To do:
Hunt for the word "JSON" across the entries below, copying each line that holds it.

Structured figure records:
○ ○ ○ ○ ○ ○ ○

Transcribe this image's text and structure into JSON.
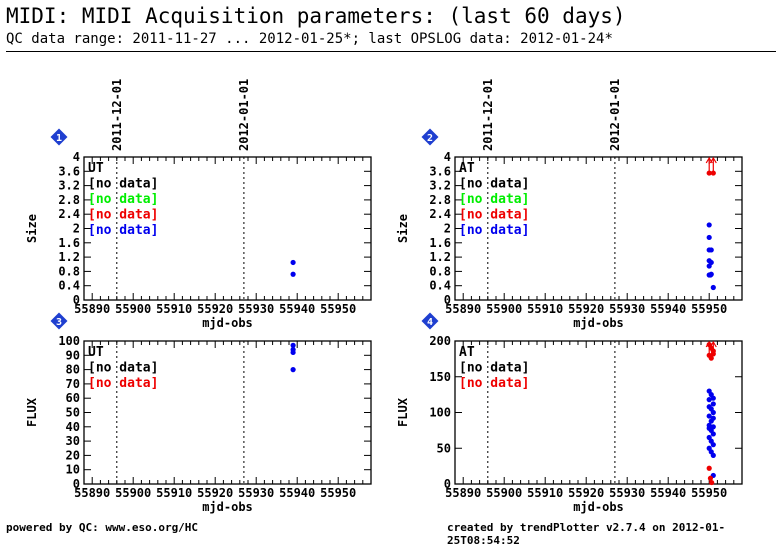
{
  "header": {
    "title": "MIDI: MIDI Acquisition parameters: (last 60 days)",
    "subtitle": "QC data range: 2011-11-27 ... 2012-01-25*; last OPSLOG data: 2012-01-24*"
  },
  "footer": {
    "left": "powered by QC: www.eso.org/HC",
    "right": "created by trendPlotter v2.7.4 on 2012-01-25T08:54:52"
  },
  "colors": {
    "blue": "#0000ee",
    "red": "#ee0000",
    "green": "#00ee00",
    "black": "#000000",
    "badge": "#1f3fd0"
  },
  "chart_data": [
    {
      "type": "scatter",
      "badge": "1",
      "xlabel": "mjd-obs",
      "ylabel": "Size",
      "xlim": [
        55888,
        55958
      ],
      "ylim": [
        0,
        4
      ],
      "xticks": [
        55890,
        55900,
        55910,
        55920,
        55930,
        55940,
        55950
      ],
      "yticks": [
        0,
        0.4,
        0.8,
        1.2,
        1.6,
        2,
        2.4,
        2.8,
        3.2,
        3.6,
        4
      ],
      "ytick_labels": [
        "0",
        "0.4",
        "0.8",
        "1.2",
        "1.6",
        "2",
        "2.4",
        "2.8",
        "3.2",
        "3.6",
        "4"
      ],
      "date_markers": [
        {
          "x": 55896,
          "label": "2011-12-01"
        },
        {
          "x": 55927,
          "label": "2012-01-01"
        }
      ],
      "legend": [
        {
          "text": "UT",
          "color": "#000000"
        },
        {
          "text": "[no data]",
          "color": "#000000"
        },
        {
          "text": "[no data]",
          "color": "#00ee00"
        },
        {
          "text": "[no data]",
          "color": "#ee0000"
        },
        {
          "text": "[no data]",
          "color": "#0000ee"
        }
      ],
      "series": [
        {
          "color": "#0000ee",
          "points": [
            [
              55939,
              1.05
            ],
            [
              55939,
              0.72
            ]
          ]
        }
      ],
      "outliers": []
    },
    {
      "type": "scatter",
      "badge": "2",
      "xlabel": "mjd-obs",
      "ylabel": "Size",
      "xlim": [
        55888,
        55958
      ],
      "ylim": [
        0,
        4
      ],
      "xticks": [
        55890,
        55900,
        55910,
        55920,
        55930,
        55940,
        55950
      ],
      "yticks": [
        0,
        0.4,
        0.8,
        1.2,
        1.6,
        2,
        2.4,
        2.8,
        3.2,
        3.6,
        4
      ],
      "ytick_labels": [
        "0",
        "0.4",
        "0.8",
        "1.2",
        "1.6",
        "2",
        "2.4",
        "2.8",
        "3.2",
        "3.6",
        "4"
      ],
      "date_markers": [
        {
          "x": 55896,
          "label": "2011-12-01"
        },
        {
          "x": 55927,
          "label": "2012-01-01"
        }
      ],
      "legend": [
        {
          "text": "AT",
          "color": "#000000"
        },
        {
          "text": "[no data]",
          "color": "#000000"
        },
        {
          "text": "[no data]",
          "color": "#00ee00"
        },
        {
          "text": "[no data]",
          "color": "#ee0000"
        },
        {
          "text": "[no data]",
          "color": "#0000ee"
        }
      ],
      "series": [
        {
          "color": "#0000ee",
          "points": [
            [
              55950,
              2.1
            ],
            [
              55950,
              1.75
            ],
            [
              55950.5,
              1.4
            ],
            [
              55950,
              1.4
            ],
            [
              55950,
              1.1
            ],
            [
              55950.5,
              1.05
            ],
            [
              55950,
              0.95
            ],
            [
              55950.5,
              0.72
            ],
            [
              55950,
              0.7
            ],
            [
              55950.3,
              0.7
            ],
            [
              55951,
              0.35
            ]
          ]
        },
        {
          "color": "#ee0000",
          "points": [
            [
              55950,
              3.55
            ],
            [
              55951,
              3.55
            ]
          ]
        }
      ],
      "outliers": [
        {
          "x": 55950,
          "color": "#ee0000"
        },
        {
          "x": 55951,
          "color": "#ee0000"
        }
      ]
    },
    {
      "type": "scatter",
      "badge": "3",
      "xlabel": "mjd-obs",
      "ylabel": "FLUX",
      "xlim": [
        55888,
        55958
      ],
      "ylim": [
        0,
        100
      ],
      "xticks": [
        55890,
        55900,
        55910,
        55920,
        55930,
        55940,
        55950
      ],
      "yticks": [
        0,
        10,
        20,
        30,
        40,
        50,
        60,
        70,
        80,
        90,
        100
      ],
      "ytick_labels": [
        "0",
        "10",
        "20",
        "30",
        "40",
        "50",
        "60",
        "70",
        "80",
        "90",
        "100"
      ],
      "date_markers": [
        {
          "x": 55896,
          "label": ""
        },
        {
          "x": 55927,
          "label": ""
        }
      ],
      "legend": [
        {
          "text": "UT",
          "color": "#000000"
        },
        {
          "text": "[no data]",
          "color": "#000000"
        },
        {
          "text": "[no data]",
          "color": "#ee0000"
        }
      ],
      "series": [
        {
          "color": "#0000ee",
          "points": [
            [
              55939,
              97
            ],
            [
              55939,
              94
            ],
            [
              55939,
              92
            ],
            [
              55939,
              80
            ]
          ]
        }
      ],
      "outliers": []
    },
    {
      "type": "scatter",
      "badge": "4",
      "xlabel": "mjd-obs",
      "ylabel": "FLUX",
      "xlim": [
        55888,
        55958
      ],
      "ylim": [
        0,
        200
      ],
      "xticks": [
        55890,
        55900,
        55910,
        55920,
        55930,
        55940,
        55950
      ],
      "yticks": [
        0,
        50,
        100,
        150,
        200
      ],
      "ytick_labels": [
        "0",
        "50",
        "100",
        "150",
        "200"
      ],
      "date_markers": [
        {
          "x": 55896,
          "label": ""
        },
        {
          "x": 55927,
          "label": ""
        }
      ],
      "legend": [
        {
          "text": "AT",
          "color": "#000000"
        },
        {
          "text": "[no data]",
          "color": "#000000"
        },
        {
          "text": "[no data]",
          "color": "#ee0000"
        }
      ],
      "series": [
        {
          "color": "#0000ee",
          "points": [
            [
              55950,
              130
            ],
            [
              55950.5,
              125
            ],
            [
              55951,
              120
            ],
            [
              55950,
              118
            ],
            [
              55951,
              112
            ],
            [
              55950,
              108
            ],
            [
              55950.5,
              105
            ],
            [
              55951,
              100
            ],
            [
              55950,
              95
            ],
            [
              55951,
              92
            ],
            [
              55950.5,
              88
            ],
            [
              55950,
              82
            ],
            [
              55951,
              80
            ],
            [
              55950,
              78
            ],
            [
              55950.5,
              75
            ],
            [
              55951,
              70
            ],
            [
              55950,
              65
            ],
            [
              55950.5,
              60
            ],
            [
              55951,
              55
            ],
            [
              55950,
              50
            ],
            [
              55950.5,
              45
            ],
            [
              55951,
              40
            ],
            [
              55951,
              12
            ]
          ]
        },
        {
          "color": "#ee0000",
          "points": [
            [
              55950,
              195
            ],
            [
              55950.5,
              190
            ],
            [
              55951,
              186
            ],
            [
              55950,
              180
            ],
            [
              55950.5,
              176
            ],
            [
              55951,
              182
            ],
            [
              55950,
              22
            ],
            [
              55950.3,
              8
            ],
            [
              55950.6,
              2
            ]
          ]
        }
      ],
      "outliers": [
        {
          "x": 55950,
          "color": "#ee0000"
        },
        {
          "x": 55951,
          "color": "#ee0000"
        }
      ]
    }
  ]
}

○ ○ ○ ○ ○ ○ ○

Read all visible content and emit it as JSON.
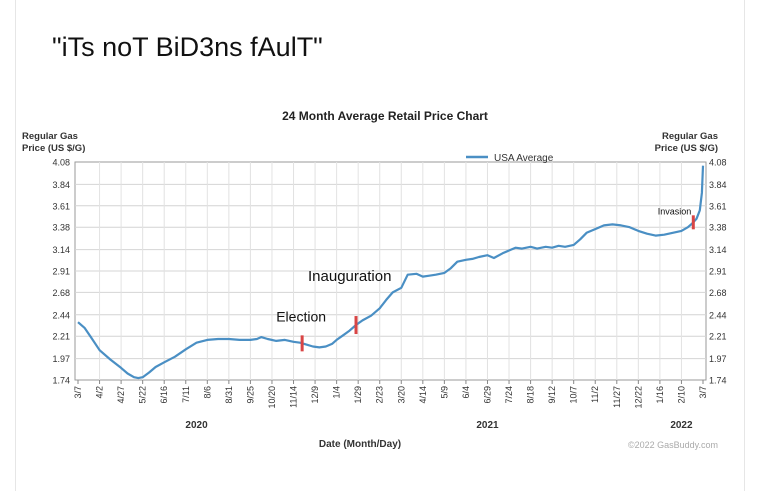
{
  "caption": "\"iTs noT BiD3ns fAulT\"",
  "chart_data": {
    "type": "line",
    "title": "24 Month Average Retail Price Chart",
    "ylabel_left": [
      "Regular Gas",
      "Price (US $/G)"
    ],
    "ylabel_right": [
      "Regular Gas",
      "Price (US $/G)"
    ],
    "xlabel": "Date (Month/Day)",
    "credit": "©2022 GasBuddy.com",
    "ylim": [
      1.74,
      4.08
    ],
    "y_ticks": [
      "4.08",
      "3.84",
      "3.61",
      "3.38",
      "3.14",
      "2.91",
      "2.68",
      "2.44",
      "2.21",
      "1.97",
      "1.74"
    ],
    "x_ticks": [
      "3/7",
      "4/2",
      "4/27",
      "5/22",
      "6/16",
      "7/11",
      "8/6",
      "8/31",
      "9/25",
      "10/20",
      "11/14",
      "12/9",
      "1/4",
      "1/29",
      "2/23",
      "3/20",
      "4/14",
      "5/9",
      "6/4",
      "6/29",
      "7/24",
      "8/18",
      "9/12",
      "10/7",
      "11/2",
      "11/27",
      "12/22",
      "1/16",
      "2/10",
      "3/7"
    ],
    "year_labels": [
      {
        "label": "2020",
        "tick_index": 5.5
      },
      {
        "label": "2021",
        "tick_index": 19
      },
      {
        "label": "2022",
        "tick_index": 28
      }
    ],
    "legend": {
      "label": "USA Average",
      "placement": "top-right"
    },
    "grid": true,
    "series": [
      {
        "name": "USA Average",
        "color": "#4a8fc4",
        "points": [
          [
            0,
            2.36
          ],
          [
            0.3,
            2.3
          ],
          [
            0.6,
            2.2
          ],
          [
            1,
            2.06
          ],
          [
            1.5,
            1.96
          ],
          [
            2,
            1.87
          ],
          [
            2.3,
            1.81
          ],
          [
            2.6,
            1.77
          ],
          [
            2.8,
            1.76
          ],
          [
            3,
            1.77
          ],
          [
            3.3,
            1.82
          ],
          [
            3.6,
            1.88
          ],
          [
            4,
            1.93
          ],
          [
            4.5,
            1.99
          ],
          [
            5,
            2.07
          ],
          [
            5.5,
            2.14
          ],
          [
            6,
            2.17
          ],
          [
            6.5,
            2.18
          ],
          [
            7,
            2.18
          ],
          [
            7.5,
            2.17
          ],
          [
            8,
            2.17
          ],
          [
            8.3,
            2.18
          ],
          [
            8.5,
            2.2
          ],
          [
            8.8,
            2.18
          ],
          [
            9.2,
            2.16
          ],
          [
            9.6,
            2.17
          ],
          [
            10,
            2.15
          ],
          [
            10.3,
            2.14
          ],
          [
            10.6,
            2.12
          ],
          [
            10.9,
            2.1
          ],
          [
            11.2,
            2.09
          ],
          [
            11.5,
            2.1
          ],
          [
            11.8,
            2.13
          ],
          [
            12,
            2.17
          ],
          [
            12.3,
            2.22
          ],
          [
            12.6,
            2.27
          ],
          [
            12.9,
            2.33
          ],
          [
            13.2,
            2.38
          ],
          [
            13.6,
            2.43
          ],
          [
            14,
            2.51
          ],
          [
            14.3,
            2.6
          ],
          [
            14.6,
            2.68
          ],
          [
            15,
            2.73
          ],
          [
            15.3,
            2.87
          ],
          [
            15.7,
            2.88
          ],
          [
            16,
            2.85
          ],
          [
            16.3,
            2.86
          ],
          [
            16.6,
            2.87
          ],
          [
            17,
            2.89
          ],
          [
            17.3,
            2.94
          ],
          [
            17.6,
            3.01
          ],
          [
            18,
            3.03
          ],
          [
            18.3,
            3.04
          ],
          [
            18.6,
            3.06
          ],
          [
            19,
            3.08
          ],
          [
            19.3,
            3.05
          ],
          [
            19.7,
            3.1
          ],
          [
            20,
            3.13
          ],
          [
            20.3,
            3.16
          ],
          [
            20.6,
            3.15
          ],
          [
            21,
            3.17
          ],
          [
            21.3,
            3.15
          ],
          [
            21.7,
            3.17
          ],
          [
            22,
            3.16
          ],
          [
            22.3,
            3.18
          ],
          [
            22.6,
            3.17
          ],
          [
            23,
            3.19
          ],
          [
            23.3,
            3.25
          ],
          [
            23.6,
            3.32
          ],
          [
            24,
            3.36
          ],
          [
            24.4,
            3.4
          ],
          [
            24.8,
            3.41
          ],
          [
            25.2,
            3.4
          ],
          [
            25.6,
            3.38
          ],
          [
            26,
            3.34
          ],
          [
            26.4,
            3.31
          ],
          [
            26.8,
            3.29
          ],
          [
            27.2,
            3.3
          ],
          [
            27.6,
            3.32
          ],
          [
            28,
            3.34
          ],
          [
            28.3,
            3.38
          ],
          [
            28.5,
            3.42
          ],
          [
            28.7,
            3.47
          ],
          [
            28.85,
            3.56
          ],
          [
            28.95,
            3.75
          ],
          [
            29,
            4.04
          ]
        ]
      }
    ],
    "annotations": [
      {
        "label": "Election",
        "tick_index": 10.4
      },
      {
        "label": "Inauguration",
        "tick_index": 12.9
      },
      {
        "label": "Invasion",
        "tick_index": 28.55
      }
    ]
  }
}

○ ○ ○ ○ ○ ○ ○

Response for this exercise:
Transcribe this image's text and structure into JSON.
Read all visible content and emit it as JSON.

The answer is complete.